____ Entries provided
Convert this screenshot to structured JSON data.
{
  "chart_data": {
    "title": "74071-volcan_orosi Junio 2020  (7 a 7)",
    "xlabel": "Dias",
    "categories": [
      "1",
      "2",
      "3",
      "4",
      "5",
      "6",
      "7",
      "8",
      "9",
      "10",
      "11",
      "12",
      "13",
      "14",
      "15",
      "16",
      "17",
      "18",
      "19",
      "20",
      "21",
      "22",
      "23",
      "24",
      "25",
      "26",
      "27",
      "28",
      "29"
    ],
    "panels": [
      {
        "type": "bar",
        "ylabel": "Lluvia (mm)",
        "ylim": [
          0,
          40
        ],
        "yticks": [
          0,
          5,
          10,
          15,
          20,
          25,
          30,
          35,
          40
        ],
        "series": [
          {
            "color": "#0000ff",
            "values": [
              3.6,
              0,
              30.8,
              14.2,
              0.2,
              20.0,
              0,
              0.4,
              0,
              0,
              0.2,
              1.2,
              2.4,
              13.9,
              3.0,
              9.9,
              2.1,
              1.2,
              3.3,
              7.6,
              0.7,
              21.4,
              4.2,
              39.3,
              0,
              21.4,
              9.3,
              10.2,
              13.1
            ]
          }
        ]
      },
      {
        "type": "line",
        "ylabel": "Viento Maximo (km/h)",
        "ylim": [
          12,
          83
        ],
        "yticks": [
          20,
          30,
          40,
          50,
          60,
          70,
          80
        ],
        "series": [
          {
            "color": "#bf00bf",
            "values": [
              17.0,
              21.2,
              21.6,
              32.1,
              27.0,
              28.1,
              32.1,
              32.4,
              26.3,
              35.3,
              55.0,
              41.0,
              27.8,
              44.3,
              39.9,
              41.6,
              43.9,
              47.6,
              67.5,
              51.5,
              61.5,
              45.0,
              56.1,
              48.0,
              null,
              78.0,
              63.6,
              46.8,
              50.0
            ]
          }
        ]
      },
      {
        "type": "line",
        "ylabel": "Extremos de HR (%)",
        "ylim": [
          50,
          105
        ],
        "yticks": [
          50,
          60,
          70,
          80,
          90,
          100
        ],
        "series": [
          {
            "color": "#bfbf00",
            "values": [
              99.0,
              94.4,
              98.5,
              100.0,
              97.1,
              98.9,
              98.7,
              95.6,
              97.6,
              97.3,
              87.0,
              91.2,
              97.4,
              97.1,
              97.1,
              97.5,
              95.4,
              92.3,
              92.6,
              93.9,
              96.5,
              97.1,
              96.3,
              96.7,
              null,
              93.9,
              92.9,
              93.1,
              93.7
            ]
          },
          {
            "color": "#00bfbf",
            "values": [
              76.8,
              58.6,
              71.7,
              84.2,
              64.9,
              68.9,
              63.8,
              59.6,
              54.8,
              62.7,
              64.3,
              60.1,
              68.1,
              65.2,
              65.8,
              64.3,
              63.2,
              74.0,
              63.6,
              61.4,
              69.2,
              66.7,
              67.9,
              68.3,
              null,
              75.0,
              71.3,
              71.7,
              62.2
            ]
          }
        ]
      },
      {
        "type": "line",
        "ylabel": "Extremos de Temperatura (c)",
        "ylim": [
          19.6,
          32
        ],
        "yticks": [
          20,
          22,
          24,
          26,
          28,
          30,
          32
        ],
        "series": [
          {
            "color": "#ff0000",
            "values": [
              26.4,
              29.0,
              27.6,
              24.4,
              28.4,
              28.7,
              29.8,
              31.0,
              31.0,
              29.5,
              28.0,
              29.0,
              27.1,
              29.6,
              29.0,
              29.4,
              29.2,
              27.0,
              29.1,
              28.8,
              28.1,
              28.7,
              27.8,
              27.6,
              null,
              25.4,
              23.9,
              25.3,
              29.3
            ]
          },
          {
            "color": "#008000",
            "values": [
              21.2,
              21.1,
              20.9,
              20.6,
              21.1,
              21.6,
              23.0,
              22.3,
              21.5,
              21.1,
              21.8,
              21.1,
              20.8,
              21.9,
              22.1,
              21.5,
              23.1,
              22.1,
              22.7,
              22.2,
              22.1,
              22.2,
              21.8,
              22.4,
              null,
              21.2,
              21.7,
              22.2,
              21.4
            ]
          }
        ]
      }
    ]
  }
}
________
*What is being asked*
Work out how many lines of the data above contain the string "color" and give the number alone.

*Written reply*
6